(Written exercise): Using the listing below, copy every line that mentions "CPDB".

Data records

◆ ◆ ◆ ◆ ◆

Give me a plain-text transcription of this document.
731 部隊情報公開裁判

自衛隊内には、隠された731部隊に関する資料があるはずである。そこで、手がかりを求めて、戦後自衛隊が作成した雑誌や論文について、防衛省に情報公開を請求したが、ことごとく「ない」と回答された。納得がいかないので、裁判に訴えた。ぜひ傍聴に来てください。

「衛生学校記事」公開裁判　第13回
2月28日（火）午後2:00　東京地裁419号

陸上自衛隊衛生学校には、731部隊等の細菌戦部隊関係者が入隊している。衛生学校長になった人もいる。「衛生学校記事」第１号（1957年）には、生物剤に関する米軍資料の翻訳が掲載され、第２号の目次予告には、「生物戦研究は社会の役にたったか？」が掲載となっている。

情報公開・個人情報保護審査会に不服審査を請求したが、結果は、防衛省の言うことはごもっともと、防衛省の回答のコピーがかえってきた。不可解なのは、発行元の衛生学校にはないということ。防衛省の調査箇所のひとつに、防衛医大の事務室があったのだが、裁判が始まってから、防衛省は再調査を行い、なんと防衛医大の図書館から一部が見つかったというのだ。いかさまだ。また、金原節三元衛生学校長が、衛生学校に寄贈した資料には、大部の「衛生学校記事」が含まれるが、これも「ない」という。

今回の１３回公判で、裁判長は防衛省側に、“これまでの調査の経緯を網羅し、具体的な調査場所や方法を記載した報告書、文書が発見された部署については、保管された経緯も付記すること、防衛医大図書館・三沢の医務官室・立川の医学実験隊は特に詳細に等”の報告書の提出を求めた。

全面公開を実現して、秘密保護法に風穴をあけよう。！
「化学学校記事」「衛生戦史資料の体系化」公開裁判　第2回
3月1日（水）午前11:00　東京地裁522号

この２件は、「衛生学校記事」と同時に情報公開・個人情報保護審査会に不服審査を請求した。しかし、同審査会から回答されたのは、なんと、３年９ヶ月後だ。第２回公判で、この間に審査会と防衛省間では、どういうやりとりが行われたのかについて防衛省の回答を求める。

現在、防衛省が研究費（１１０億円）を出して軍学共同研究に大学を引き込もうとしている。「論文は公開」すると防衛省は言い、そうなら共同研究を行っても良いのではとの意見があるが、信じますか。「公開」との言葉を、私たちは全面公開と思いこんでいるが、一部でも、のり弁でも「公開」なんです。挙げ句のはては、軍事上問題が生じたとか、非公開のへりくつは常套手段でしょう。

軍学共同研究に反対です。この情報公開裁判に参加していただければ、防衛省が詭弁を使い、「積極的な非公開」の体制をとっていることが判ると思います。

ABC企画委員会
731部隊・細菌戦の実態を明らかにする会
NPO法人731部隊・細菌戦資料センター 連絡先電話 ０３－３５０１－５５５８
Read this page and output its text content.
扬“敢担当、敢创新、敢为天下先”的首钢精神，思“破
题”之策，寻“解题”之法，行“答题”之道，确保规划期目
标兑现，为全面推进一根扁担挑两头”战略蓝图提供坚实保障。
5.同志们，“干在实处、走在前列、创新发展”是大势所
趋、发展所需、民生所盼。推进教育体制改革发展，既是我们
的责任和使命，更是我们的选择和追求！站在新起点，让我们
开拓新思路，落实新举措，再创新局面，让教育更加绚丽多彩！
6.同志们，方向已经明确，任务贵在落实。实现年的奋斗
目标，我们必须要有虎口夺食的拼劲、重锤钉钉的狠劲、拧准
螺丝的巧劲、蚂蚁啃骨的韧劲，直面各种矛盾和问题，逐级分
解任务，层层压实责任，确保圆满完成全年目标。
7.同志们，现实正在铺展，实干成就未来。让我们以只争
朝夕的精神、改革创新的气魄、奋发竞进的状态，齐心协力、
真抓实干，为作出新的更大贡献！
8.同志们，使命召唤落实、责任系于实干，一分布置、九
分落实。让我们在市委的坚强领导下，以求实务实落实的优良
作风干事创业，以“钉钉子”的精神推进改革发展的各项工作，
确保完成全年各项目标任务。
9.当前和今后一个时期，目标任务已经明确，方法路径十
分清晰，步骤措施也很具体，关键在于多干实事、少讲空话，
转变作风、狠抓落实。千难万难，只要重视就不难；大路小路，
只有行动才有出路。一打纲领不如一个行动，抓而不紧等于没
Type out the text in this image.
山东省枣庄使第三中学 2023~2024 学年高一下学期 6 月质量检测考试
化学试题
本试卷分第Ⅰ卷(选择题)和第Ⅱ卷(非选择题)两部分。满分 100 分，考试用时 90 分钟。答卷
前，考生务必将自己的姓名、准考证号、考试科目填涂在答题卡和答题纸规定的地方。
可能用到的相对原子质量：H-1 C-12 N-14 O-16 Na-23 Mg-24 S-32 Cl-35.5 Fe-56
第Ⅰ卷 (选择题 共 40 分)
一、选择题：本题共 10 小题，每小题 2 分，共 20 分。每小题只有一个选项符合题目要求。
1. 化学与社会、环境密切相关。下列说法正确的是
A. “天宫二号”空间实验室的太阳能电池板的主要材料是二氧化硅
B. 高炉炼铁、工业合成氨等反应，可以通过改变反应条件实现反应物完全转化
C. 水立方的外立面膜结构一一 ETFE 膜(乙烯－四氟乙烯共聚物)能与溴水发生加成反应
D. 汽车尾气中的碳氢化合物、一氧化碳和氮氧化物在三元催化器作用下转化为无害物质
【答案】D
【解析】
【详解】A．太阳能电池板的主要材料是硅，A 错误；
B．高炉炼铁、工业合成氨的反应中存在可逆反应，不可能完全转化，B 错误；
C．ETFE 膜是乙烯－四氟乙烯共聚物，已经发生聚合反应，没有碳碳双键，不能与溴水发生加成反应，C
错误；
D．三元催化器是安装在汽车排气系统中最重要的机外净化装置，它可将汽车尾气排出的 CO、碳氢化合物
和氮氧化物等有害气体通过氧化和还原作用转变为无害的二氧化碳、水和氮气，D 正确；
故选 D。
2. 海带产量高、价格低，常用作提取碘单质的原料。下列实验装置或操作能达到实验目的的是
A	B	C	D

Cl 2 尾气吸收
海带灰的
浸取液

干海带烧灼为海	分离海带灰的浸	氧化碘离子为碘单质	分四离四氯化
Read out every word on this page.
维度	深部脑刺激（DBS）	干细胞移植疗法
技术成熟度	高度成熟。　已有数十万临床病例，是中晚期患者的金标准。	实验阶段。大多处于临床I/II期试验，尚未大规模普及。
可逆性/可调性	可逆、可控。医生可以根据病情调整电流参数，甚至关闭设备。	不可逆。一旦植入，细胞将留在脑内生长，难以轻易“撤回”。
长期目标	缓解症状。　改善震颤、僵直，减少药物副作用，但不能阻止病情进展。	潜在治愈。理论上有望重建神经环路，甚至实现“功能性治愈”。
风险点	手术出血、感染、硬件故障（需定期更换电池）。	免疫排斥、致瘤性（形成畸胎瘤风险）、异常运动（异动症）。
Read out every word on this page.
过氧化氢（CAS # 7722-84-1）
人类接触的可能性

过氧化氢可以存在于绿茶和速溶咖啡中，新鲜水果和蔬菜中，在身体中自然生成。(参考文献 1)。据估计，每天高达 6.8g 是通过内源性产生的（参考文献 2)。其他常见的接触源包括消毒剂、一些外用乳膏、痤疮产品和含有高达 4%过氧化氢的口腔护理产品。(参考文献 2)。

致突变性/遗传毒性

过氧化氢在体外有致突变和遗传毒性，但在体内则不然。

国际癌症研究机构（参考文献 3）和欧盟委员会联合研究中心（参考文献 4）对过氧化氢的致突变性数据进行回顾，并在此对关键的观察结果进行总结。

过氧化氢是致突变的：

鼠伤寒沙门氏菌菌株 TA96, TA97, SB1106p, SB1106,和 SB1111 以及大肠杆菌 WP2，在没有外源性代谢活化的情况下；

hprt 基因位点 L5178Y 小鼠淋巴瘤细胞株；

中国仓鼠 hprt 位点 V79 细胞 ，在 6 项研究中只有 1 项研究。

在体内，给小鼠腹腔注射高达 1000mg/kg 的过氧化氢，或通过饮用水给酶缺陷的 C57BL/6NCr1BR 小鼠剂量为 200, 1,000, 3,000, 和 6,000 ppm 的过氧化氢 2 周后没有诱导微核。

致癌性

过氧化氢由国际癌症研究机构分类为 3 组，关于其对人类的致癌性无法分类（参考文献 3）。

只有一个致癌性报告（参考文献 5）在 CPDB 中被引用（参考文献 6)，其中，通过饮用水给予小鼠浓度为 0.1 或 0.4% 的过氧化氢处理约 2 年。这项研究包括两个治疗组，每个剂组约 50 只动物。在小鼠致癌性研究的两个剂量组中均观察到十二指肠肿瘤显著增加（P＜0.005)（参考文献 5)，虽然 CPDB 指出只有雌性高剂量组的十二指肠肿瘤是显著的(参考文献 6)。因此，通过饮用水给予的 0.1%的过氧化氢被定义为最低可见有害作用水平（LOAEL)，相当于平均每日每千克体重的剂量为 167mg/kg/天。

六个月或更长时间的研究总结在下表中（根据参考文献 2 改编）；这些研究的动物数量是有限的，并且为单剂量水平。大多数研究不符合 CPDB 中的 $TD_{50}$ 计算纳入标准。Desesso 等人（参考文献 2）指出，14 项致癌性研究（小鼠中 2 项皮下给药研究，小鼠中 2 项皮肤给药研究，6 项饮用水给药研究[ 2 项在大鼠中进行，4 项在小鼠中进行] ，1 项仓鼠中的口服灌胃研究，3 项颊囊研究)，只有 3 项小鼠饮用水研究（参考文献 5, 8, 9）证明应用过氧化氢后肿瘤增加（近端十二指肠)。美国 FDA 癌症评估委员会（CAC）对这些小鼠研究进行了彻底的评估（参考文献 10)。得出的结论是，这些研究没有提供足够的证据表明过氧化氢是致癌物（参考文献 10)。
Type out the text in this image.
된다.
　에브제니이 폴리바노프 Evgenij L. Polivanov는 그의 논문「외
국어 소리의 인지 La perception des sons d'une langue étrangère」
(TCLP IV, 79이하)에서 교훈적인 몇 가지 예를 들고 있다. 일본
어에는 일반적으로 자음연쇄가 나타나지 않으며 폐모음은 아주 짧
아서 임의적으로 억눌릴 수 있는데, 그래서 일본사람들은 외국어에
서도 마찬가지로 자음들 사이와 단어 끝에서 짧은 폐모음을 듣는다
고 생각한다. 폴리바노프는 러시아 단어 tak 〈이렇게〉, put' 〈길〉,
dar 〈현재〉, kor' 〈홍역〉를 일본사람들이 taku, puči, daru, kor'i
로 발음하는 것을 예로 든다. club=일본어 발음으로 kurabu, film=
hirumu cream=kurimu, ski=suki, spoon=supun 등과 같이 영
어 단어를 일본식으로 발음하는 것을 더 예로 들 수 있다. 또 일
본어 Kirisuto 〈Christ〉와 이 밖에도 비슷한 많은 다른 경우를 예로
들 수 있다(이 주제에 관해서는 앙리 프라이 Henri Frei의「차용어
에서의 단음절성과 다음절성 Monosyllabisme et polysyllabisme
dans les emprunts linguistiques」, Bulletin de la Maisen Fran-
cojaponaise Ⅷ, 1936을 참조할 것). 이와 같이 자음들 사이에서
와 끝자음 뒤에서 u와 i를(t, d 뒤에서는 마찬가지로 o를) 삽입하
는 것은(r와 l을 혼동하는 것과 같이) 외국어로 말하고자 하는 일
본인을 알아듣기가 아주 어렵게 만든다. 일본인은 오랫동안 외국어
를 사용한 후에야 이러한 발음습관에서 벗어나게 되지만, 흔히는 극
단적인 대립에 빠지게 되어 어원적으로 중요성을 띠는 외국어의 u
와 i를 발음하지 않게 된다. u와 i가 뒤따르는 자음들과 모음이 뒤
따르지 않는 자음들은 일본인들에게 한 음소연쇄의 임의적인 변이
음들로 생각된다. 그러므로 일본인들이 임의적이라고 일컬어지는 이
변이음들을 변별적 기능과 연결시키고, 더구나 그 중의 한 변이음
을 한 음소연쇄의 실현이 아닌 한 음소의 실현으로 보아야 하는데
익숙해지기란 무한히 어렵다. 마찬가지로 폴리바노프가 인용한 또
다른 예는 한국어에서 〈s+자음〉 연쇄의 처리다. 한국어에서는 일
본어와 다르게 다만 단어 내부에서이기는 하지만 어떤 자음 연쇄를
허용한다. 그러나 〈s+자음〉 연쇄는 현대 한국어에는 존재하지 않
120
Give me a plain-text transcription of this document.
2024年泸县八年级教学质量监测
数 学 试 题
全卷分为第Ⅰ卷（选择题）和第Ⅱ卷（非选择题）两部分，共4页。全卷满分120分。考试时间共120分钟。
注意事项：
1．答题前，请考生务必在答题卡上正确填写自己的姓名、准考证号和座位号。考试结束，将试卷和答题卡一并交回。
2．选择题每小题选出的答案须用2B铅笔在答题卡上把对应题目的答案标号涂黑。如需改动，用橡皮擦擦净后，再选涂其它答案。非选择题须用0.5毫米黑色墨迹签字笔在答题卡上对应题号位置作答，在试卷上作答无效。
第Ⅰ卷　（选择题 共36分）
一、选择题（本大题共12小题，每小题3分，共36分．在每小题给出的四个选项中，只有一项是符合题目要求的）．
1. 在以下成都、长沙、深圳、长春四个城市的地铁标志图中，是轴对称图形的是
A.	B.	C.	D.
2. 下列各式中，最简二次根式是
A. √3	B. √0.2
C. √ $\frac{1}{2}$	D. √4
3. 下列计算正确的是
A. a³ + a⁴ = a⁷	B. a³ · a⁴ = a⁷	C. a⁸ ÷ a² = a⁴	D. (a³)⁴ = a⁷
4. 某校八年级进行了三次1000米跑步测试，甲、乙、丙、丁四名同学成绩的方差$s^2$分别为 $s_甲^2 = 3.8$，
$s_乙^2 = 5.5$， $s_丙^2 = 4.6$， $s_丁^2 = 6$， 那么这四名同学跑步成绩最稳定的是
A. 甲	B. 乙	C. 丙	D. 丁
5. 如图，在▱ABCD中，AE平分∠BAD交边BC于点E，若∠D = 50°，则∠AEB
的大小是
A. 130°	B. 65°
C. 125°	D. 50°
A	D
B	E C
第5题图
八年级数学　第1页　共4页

◆ ◆ ◆ ◆ ◆

(Complete response):
只有一个致癌性报告（参考文献 5）在 CPDB 中被引用（参考文献 6)，其中，通过饮用水给予小鼠浓度为 0.1 或 0.4% 的过氧化氢处理约 2 年。这项研究包括两个治疗组，每个剂组约 50 只动物。在小鼠致癌性研究的两个剂量组中均观察到十二指肠肿瘤显著增加（P＜0.005)（参考文献 5)，虽然 CPDB 指出只有雌性高剂量组的十二指肠肿瘤是显著的(参考文献 6)。因此，通过饮用水给予的 0.1%的过氧化氢被定义为最低可见有害作用水平（LOAEL)，相当于平均每日每千克体重的剂量为 167mg/kg/天。
六个月或更长时间的研究总结在下表中（根据参考文献 2 改编）；这些研究的动物数量是有限的，并且为单剂量水平。大多数研究不符合 CPDB 中的 $TD_{50}$ 计算纳入标准。Desesso 等人（参考文献 2）指出，14 项致癌性研究（小鼠中 2 项皮下给药研究，小鼠中 2 项皮肤给药研究，6 项饮用水给药研究[ 2 项在大鼠中进行，4 项在小鼠中进行] ，1 项仓鼠中的口服灌胃研究，3 项颊囊研究)，只有 3 项小鼠饮用水研究（参考文献 5, 8, 9）证明应用过氧化氢后肿瘤增加（近端十二指肠)。美国 FDA 癌症评估委员会（CAC）对这些小鼠研究进行了彻底的评估（参考文献 10)。得出的结论是，这些研究没有提供足够的证据表明过氧化氢是致癌物（参考文献 10)。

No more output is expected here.